::: SUPPLIED RECORDS

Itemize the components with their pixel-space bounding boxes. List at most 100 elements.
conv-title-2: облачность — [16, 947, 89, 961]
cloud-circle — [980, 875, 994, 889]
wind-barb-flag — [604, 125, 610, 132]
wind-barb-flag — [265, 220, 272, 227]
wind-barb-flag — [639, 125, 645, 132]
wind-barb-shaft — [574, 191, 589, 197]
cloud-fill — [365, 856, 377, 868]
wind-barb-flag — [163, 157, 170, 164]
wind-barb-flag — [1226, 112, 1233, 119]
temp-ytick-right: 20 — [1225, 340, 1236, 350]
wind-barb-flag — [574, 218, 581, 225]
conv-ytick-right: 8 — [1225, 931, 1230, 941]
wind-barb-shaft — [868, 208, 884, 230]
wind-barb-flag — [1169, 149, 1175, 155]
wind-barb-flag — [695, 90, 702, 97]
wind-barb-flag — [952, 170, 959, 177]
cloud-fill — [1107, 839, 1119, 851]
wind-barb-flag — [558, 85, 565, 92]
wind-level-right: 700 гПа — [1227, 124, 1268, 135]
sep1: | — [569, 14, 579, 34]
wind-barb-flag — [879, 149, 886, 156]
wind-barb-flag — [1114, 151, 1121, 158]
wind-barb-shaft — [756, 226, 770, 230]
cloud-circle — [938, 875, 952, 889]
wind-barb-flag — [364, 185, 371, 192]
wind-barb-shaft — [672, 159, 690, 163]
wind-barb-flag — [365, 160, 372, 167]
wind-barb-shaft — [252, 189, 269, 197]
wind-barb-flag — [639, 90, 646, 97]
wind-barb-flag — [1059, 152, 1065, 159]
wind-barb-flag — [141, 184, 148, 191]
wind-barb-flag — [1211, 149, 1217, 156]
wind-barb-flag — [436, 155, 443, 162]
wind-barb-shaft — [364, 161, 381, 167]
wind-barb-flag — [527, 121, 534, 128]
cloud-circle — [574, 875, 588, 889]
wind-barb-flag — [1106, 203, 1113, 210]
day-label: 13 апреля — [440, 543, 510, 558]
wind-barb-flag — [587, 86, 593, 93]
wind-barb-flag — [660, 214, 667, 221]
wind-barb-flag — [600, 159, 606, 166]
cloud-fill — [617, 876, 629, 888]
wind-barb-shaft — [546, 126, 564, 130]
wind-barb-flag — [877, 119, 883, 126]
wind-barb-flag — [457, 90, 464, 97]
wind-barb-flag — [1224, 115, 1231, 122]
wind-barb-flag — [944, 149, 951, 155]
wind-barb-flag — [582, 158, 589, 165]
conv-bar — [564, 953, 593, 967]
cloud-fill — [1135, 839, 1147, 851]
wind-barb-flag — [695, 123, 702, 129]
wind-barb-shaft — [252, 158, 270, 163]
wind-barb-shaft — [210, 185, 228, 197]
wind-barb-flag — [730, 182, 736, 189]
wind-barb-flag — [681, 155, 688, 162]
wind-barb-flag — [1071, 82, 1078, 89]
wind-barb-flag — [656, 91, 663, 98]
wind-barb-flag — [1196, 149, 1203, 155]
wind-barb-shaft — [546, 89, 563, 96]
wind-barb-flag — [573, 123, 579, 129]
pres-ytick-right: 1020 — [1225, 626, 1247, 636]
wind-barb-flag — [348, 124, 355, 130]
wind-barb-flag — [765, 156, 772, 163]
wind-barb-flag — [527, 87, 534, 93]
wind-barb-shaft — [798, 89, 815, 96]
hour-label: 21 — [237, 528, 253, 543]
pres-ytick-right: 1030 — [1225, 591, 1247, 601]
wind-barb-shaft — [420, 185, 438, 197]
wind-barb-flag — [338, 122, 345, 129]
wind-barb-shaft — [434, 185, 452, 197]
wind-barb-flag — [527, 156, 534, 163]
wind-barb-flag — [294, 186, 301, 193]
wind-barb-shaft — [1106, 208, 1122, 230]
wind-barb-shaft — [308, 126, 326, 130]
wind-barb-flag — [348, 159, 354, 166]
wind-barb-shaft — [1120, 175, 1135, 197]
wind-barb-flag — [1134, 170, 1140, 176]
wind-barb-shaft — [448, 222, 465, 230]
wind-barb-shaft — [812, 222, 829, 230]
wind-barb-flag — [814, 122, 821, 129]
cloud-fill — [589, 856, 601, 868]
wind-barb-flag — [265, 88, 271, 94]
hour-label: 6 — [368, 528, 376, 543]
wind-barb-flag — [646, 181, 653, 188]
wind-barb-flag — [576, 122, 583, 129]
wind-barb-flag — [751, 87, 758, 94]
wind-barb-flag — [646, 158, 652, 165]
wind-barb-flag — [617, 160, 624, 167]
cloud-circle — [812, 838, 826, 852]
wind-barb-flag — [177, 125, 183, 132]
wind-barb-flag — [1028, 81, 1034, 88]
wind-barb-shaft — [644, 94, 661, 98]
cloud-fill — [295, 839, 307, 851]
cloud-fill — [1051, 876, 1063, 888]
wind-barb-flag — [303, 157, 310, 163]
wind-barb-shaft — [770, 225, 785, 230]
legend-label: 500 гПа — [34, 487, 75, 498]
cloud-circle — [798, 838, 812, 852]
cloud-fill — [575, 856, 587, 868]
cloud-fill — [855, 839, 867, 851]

::::::

**REQUIREMENT**. Format every line of the data above as a JSON list of strings with one string per line, omitting blank lines.

**FINAL ANSWER**.
[
  "Itemize the components with their pixel-space bounding boxes. List at most 100 elements.",
  "conv-title-2: облачность — [16, 947, 89, 961]",
  "cloud-circle — [980, 875, 994, 889]",
  "wind-barb-flag — [604, 125, 610, 132]",
  "wind-barb-flag — [265, 220, 272, 227]",
  "wind-barb-flag — [639, 125, 645, 132]",
  "wind-barb-shaft — [574, 191, 589, 197]",
  "cloud-fill — [365, 856, 377, 868]",
  "wind-barb-flag — [163, 157, 170, 164]",
  "wind-barb-flag — [1226, 112, 1233, 119]",
  "temp-ytick-right: 20 — [1225, 340, 1236, 350]",
  "wind-barb-flag — [574, 218, 581, 225]",
  "conv-ytick-right: 8 — [1225, 931, 1230, 941]",
  "wind-barb-shaft — [868, 208, 884, 230]",
  "wind-barb-flag — [1169, 149, 1175, 155]",
  "wind-barb-flag — [695, 90, 702, 97]",
  "wind-barb-flag — [952, 170, 959, 177]",
  "cloud-fill — [1107, 839, 1119, 851]",
  "wind-barb-flag — [558, 85, 565, 92]",
  "wind-level-right: 700 гПа — [1227, 124, 1268, 135]",
  "sep1: | — [569, 14, 579, 34]",
  "wind-barb-flag — [879, 149, 886, 156]",
  "wind-barb-flag — [1114, 151, 1121, 158]",
  "wind-barb-shaft — [756, 226, 770, 230]",
  "cloud-circle — [938, 875, 952, 889]",
  "wind-barb-flag — [364, 185, 371, 192]",
  "wind-barb-shaft — [672, 159, 690, 163]",
  "wind-barb-flag — [365, 160, 372, 167]",
  "wind-barb-shaft — [252, 189, 269, 197]",
  "wind-barb-flag — [639, 90, 646, 97]",
  "wind-barb-flag — [1059, 152, 1065, 159]",
  "wind-barb-flag — [141, 184, 148, 191]",
  "wind-barb-flag — [1211, 149, 1217, 156]",
  "wind-barb-flag — [436, 155, 443, 162]",
  "wind-barb-shaft — [364, 161, 381, 167]",
  "wind-barb-flag — [527, 121, 534, 128]",
  "cloud-circle — [574, 875, 588, 889]",
  "wind-barb-flag — [1106, 203, 1113, 210]",
  "day-label: 13 апреля — [440, 543, 510, 558]",
  "wind-barb-flag — [587, 86, 593, 93]",
  "wind-barb-flag — [660, 214, 667, 221]",
  "wind-barb-flag — [600, 159, 606, 166]",
  "cloud-fill — [617, 876, 629, 888]",
  "wind-barb-shaft — [546, 126, 564, 130]",
  "wind-barb-flag — [877, 119, 883, 126]",
  "wind-barb-flag — [457, 90, 464, 97]",
  "wind-barb-flag — [1224, 115, 1231, 122]",
  "wind-barb-flag — [944, 149, 951, 155]",
  "wind-barb-flag — [582, 158, 589, 165]",
  "conv-bar — [564, 953, 593, 967]",
  "cloud-fill — [1135, 839, 1147, 851]",
  "wind-barb-flag — [695, 123, 702, 129]",
  "wind-barb-shaft — [252, 158, 270, 163]",
  "wind-barb-shaft — [210, 185, 228, 197]",
  "wind-barb-flag — [730, 182, 736, 189]",
  "wind-barb-flag — [681, 155, 688, 162]",
  "wind-barb-flag — [1071, 82, 1078, 89]",
  "wind-barb-flag — [656, 91, 663, 98]",
  "wind-barb-flag — [1196, 149, 1203, 155]",
  "wind-barb-shaft — [546, 89, 563, 96]",
  "wind-barb-flag — [573, 123, 579, 129]",
  "pres-ytick-right: 1020 — [1225, 626, 1247, 636]",
  "wind-barb-flag — [348, 124, 355, 130]",
  "wind-barb-flag — [765, 156, 772, 163]",
  "wind-barb-flag — [527, 87, 534, 93]",
  "wind-barb-shaft — [798, 89, 815, 96]",
  "hour-label: 21 — [237, 528, 253, 543]",
  "pres-ytick-right: 1030 — [1225, 591, 1247, 601]",
  "wind-barb-shaft — [420, 185, 438, 197]",
  "wind-barb-flag — [338, 122, 345, 129]",
  "wind-barb-shaft — [434, 185, 452, 197]",
  "wind-barb-flag — [527, 156, 534, 163]",
  "wind-barb-flag — [294, 186, 301, 193]",
  "wind-barb-shaft — [1106, 208, 1122, 230]",
  "wind-barb-shaft — [308, 126, 326, 130]",
  "wind-barb-flag — [348, 159, 354, 166]",
  "wind-barb-shaft — [1120, 175, 1135, 197]",
  "wind-barb-flag — [1134, 170, 1140, 176]",
  "wind-barb-shaft — [448, 222, 465, 230]",
  "wind-barb-shaft — [812, 222, 829, 230]",
  "wind-barb-flag — [814, 122, 821, 129]",
  "cloud-fill — [589, 856, 601, 868]",
  "wind-barb-flag — [265, 88, 271, 94]",
  "hour-label: 6 — [368, 528, 376, 543]",
  "wind-barb-flag — [646, 181, 653, 188]",
  "wind-barb-flag — [576, 122, 583, 129]",
  "wind-barb-flag — [751, 87, 758, 94]",
  "wind-barb-flag — [646, 158, 652, 165]",
  "wind-barb-flag — [617, 160, 624, 167]",
  "cloud-circle — [812, 838, 826, 852]",
  "wind-barb-flag — [177, 125, 183, 132]",
  "wind-barb-flag — [1028, 81, 1034, 88]",
  "wind-barb-shaft — [644, 94, 661, 98]",
  "cloud-fill — [295, 839, 307, 851]",
  "cloud-fill — [1051, 876, 1063, 888]",
  "wind-barb-flag — [303, 157, 310, 163]",
  "wind-barb-shaft — [770, 225, 785, 230]",
  "legend-label: 500 гПа — [34, 487, 75, 498]",
  "cloud-circle — [798, 838, 812, 852]",
  "cloud-fill — [575, 856, 587, 868]",
  "cloud-fill — [855, 839, 867, 851]"
]